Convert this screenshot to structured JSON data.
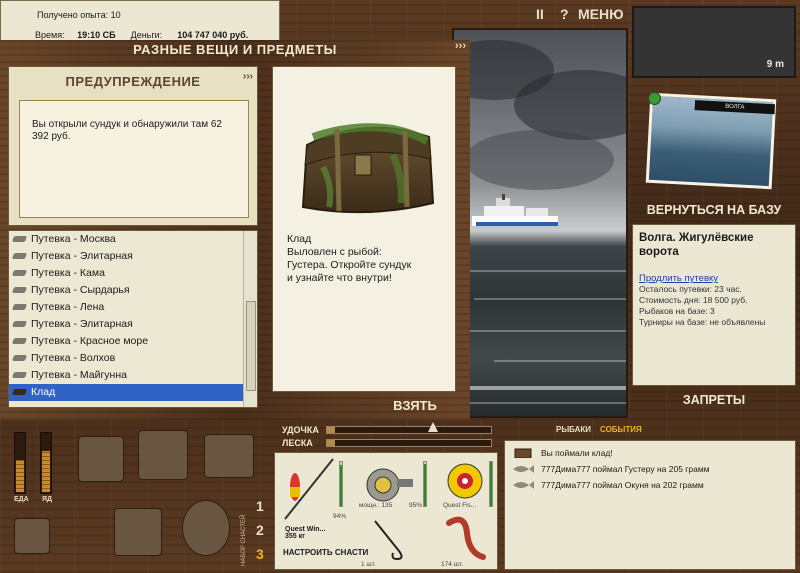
{
  "top_info": {
    "xp_label": "Получено опыта: 10",
    "time_label": "Время:",
    "time_value": "19:10 СБ",
    "money_label": "Деньги:",
    "money_value": "104 747 040 руб."
  },
  "top_controls": {
    "pause": "II",
    "help": "?",
    "menu": "МЕНЮ"
  },
  "items_window": {
    "title": "РАЗНЫЕ ВЕЩИ И ПРЕДМЕТЫ",
    "arrows": "›››",
    "warning_title": "ПРЕДУПРЕЖДЕНИЕ",
    "warning_arrows": "›››",
    "warning_text": "Вы открыли сундук и обнаружили там 62 392 руб.",
    "list": [
      "Путевка - Москва",
      "Путевка - Элитарная",
      "Путевка - Кама",
      "Путевка - Сырдарья",
      "Путевка - Лена",
      "Путевка - Элитарная",
      "Путевка - Красное море",
      "Путевка - Волхов",
      "Путевка - Майгунна",
      "Клад"
    ],
    "selected_index": 9,
    "detail_name": "Клад",
    "detail_line1": "Выловлен с рыбой:",
    "detail_line2": "Густера. Откройте сундук",
    "detail_line3": "и узнайте что внутри!",
    "take_button": "ВЗЯТЬ"
  },
  "right_panel": {
    "distance": "9 m",
    "photo_caption": "ВОЛГА",
    "back_to_base": "ВЕРНУТЬСЯ НА БАЗУ",
    "base_name": "Волга. Жигулёвские ворота",
    "extend_link": "Продлить путевку",
    "lines": [
      "Осталось путевки: 23 час.",
      "Стоимость дня: 18 500 руб.",
      "Рыбаков на базе: 3",
      "Турниры на базе: не объявлены"
    ],
    "bans": "ЗАПРЕТЫ"
  },
  "bottom": {
    "meter_food": "ЕДА",
    "meter_poison": "ЯД",
    "food_level": 0.55,
    "poison_level": 0.7,
    "slots": [
      "1",
      "2",
      "3"
    ],
    "slots_vertical": "НАБОР СНАСТЕЙ",
    "rod_label": "УДОЧКА",
    "line_label": "ЛЕСКА",
    "rod_tension": 0.05,
    "line_tension": 0.05,
    "rod_wear": "94%",
    "reel_power": "мощн.: 135",
    "reel_wear": "95%",
    "line_name": "Quest Fis...",
    "rod_name": "Quest Win...",
    "rod_weight": "355 кг",
    "setup_button": "НАСТРОИТЬ СНАСТИ",
    "hook_count": "1 шт.",
    "bait_count": "174 шт.",
    "tabs": {
      "fishers": "РЫБАКИ",
      "events": "СОБЫТИЯ"
    },
    "events": [
      "Вы поймали клад!",
      "777Дима777 поймал Густеру на 205 грамм",
      "777Дима777 поймал Окуня на 202 грамм"
    ]
  },
  "colors": {
    "selected_row": "#2f63c6",
    "wood": "#5b3a22",
    "parchment": "#ece7d2",
    "link": "#1f3fa8"
  }
}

================

• THE REQUEST: Print the records word for word and exclude any picture they hold.

• FINISHED EXERCISE:
Convert this screenshot to structured JSON data.
{
  "top_info": {
    "xp_label": "Получено опыта: 10",
    "time_label": "Время:",
    "time_value": "19:10 СБ",
    "money_label": "Деньги:",
    "money_value": "104 747 040 руб."
  },
  "top_controls": {
    "pause": "II",
    "help": "?",
    "menu": "МЕНЮ"
  },
  "items_window": {
    "title": "РАЗНЫЕ ВЕЩИ И ПРЕДМЕТЫ",
    "arrows": "›››",
    "warning_title": "ПРЕДУПРЕЖДЕНИЕ",
    "warning_arrows": "›››",
    "warning_text": "Вы открыли сундук и обнаружили там 62 392 руб.",
    "list": [
      "Путевка - Москва",
      "Путевка - Элитарная",
      "Путевка - Кама",
      "Путевка - Сырдарья",
      "Путевка - Лена",
      "Путевка - Элитарная",
      "Путевка - Красное море",
      "Путевка - Волхов",
      "Путевка - Майгунна",
      "Клад"
    ],
    "selected_index": 9,
    "detail_name": "Клад",
    "detail_line1": "Выловлен с рыбой:",
    "detail_line2": "Густера. Откройте сундук",
    "detail_line3": "и узнайте что внутри!",
    "take_button": "ВЗЯТЬ"
  },
  "right_panel": {
    "distance": "9 m",
    "photo_caption": "ВОЛГА",
    "back_to_base": "ВЕРНУТЬСЯ НА БАЗУ",
    "base_name": "Волга. Жигулёвские ворота",
    "extend_link": "Продлить путевку",
    "lines": [
      "Осталось путевки: 23 час.",
      "Стоимость дня: 18 500 руб.",
      "Рыбаков на базе: 3",
      "Турниры на базе: не объявлены"
    ],
    "bans": "ЗАПРЕТЫ"
  },
  "bottom": {
    "meter_food": "ЕДА",
    "meter_poison": "ЯД",
    "food_level": 0.55,
    "poison_level": 0.7,
    "slots": [
      "1",
      "2",
      "3"
    ],
    "slots_vertical": "НАБОР СНАСТЕЙ",
    "rod_label": "УДОЧКА",
    "line_label": "ЛЕСКА",
    "rod_tension": 0.05,
    "line_tension": 0.05,
    "rod_wear": "94%",
    "reel_power": "мощн.: 135",
    "reel_wear": "95%",
    "line_name": "Quest Fis...",
    "rod_name": "Quest Win...",
    "rod_weight": "355 кг",
    "setup_button": "НАСТРОИТЬ СНАСТИ",
    "hook_count": "1 шт.",
    "bait_count": "174 шт.",
    "tabs": {
      "fishers": "РЫБАКИ",
      "events": "СОБЫТИЯ"
    },
    "events": [
      "Вы поймали клад!",
      "777Дима777 поймал Густеру на 205 грамм",
      "777Дима777 поймал Окуня на 202 грамм"
    ]
  },
  "colors": {
    "selected_row": "#2f63c6",
    "wood": "#5b3a22",
    "parchment": "#ece7d2",
    "link": "#1f3fa8"
  }
}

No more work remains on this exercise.